#### [Stored data]
========================================

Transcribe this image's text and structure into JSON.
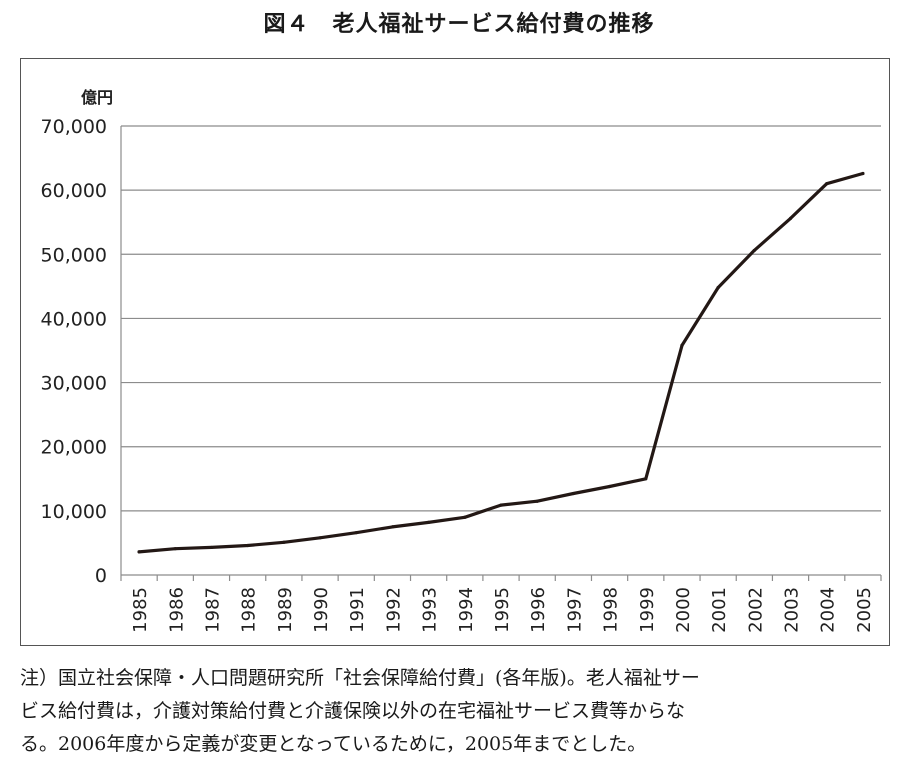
{
  "figure": {
    "title": "図４　老人福祉サービス給付費の推移"
  },
  "chart_data": {
    "type": "line",
    "unit_label": "億円",
    "xlabel": "",
    "ylabel": "",
    "ylim": [
      0,
      70000
    ],
    "yticks": [
      0,
      10000,
      20000,
      30000,
      40000,
      50000,
      60000,
      70000
    ],
    "ytick_labels": [
      "0",
      "10,000",
      "20,000",
      "30,000",
      "40,000",
      "50,000",
      "60,000",
      "70,000"
    ],
    "grid": true,
    "legend": "none",
    "categories": [
      "1985",
      "1986",
      "1987",
      "1988",
      "1989",
      "1990",
      "1991",
      "1992",
      "1993",
      "1994",
      "1995",
      "1996",
      "1997",
      "1998",
      "1999",
      "2000",
      "2001",
      "2002",
      "2003",
      "2004",
      "2005"
    ],
    "series": [
      {
        "values": [
          3600,
          4100,
          4300,
          4600,
          5100,
          5800,
          6600,
          7500,
          8200,
          9000,
          10900,
          11500,
          12700,
          13800,
          15000,
          35800,
          44800,
          50600,
          55600,
          61000,
          62600
        ],
        "color": "#231815"
      }
    ]
  },
  "note": {
    "lines": [
      "注）国立社会保障・人口問題研究所「社会保障給付費」(各年版)。老人福祉サー",
      "ビス給付費は，介護対策給付費と介護保険以外の在宅福祉サービス費等からな",
      "る。2006年度から定義が変更となっているために，2005年までとした。"
    ]
  }
}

========================================

#### [WHAT TO WORK ON]
Leave out the pictures, and give all the records again exactly.

#### [SOLUTION TO THE EXERCISE]
Transcribe this image's text and structure into JSON.
{
  "figure": {
    "title": "図４　老人福祉サービス給付費の推移"
  },
  "chart_data": {
    "type": "line",
    "unit_label": "億円",
    "xlabel": "",
    "ylabel": "",
    "ylim": [
      0,
      70000
    ],
    "yticks": [
      0,
      10000,
      20000,
      30000,
      40000,
      50000,
      60000,
      70000
    ],
    "ytick_labels": [
      "0",
      "10,000",
      "20,000",
      "30,000",
      "40,000",
      "50,000",
      "60,000",
      "70,000"
    ],
    "grid": true,
    "legend": "none",
    "categories": [
      "1985",
      "1986",
      "1987",
      "1988",
      "1989",
      "1990",
      "1991",
      "1992",
      "1993",
      "1994",
      "1995",
      "1996",
      "1997",
      "1998",
      "1999",
      "2000",
      "2001",
      "2002",
      "2003",
      "2004",
      "2005"
    ],
    "series": [
      {
        "values": [
          3600,
          4100,
          4300,
          4600,
          5100,
          5800,
          6600,
          7500,
          8200,
          9000,
          10900,
          11500,
          12700,
          13800,
          15000,
          35800,
          44800,
          50600,
          55600,
          61000,
          62600
        ],
        "color": "#231815"
      }
    ]
  },
  "note": {
    "lines": [
      "注）国立社会保障・人口問題研究所「社会保障給付費」(各年版)。老人福祉サー",
      "ビス給付費は，介護対策給付費と介護保険以外の在宅福祉サービス費等からな",
      "る。2006年度から定義が変更となっているために，2005年までとした。"
    ]
  }
}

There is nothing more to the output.